**DATA FOR THIS TASK**
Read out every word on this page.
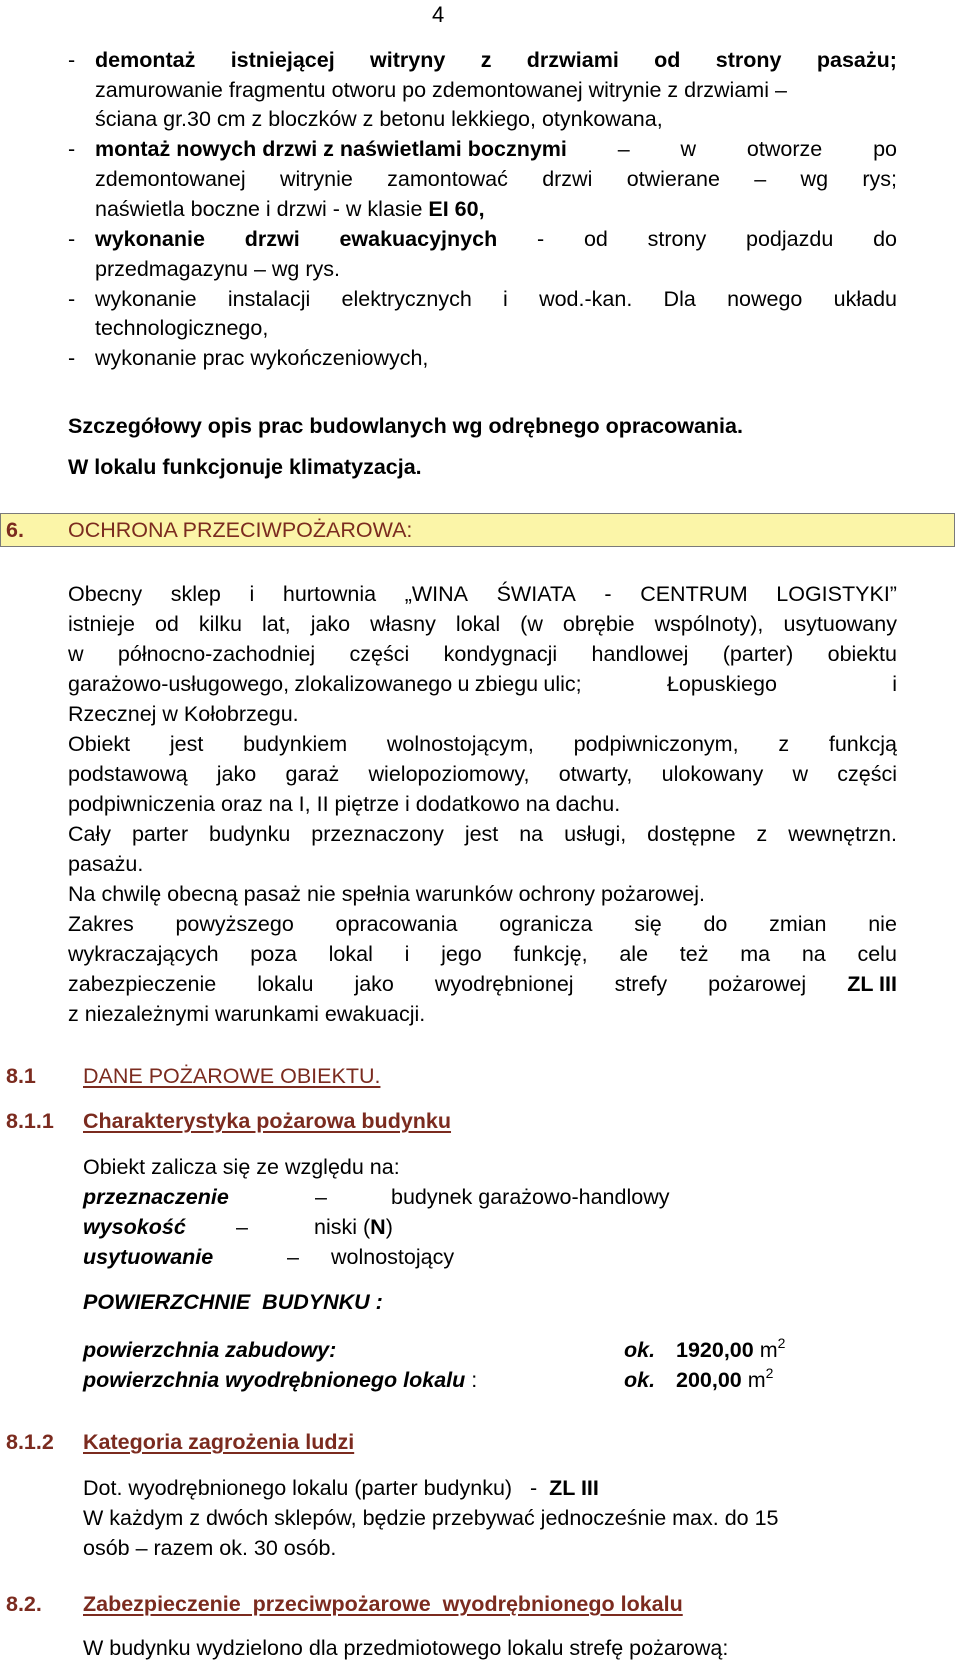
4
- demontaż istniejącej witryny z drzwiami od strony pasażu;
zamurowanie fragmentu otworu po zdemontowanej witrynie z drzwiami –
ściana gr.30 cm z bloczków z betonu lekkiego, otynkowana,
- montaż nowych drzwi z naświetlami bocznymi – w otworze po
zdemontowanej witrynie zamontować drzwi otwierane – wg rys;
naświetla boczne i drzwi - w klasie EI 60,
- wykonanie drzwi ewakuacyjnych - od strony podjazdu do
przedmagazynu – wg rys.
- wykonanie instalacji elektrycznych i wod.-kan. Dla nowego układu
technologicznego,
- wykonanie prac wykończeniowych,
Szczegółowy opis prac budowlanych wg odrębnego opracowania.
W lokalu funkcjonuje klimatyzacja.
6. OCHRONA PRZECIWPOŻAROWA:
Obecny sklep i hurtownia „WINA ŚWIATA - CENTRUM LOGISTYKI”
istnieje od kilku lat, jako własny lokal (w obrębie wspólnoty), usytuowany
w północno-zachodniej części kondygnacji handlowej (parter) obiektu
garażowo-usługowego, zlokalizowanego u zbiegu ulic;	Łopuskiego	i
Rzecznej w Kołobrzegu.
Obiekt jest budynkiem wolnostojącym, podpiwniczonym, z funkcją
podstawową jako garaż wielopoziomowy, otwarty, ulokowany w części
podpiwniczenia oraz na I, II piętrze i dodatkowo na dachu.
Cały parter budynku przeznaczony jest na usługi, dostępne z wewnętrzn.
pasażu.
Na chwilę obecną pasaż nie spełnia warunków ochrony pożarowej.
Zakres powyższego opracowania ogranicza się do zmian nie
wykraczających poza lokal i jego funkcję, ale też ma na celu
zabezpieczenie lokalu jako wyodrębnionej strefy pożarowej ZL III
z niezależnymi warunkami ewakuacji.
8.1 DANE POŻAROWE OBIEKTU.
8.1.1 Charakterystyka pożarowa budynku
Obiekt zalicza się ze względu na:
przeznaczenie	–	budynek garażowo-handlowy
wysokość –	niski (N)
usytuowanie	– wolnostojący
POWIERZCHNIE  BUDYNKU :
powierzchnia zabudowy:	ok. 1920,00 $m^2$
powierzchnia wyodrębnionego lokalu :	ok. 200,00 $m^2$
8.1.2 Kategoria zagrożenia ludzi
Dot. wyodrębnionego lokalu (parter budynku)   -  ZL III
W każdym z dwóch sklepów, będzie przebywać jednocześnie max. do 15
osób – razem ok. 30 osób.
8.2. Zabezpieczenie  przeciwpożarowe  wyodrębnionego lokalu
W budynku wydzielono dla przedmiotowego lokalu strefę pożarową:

...

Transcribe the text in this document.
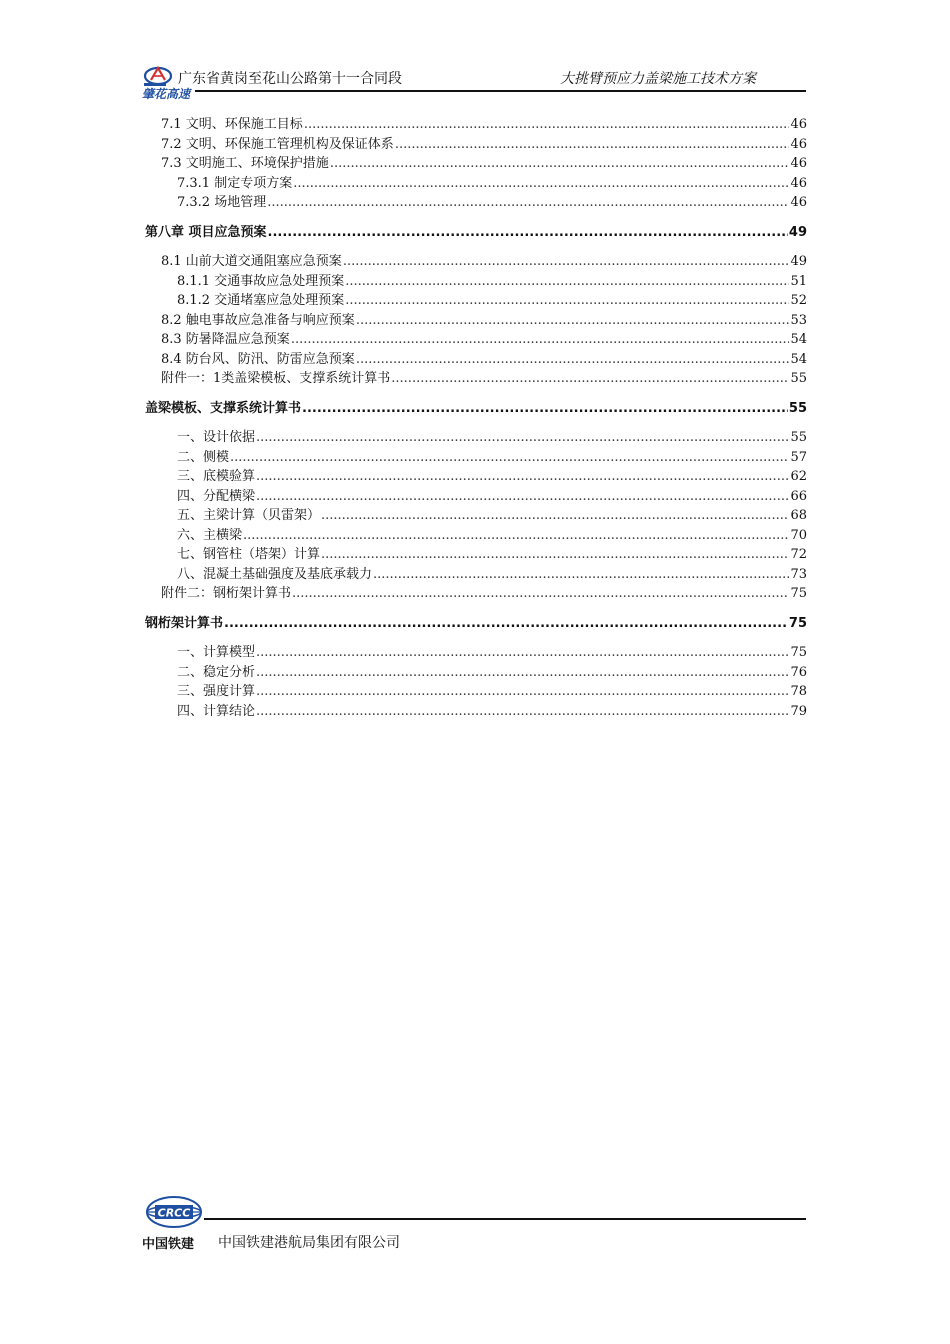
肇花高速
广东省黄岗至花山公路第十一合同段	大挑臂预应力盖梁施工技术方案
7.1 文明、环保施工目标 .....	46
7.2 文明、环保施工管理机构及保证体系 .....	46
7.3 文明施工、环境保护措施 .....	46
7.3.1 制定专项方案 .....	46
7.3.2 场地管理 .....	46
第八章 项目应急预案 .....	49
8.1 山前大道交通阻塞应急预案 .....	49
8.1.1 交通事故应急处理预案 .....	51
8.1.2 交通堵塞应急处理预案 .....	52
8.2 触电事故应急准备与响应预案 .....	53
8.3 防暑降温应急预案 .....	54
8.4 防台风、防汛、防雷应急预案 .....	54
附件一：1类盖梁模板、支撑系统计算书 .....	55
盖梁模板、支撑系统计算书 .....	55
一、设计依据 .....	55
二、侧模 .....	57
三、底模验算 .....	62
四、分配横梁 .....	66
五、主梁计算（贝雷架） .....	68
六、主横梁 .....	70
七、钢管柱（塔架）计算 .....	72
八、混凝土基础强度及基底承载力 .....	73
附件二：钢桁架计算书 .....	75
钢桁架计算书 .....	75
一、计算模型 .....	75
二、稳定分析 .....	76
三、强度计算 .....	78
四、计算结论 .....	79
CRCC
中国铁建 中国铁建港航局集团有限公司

**GIVEN REQUEST**
In the records shown above, how many lines include the word "jako"? Answer with the number only.

**ANSWER FOR THIS EXERCISE**
3